**Source material**.

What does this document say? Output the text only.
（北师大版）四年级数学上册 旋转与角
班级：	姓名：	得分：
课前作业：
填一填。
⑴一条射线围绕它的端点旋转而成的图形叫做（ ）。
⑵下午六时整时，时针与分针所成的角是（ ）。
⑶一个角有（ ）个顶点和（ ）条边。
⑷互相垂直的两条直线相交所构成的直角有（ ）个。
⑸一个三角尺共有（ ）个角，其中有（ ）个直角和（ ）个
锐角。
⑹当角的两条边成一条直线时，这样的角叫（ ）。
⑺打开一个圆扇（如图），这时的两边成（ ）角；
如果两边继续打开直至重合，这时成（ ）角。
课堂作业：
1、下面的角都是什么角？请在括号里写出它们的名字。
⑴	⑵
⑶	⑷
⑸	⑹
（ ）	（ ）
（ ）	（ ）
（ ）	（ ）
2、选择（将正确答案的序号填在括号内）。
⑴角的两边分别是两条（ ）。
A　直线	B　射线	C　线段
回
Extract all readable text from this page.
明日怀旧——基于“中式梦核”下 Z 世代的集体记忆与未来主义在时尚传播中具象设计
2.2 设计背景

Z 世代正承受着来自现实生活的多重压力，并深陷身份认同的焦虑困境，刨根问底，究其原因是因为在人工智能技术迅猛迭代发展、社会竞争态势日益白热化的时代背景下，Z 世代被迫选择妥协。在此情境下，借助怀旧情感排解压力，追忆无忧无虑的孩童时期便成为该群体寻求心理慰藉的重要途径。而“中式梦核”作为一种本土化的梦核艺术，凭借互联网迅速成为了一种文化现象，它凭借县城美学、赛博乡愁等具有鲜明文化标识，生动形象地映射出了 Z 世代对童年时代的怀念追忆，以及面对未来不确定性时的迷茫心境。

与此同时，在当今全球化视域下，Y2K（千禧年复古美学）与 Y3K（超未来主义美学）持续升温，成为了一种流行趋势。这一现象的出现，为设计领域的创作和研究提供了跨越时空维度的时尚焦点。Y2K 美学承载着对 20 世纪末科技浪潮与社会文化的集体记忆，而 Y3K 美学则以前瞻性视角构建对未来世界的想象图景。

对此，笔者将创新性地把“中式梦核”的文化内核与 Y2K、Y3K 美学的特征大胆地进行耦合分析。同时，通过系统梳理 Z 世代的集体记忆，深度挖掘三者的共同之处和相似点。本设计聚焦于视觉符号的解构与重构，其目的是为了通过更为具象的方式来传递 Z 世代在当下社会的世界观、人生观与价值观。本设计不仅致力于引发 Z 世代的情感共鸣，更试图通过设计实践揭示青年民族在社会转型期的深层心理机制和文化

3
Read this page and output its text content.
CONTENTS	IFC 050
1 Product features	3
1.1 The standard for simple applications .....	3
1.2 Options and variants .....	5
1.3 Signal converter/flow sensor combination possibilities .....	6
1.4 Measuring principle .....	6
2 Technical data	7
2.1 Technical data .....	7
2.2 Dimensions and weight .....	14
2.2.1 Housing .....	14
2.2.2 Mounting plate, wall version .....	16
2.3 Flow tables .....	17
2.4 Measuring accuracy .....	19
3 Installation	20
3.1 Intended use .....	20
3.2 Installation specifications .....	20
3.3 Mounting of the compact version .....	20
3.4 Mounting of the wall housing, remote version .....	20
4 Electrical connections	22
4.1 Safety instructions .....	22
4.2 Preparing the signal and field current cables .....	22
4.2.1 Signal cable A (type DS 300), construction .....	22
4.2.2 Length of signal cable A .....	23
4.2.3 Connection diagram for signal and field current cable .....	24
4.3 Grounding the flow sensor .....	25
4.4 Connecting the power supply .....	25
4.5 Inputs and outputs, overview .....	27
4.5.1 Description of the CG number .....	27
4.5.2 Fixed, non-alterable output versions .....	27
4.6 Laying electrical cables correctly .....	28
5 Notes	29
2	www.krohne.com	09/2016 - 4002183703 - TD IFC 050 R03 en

**Task to carry out**. Lines containing the word "Mounting" must all be returned from the material above.

**Worked solution**.
2.2.2 Mounting plate, wall version .....	16
3.3 Mounting of the compact version .....	20
3.4 Mounting of the wall housing, remote version .....	20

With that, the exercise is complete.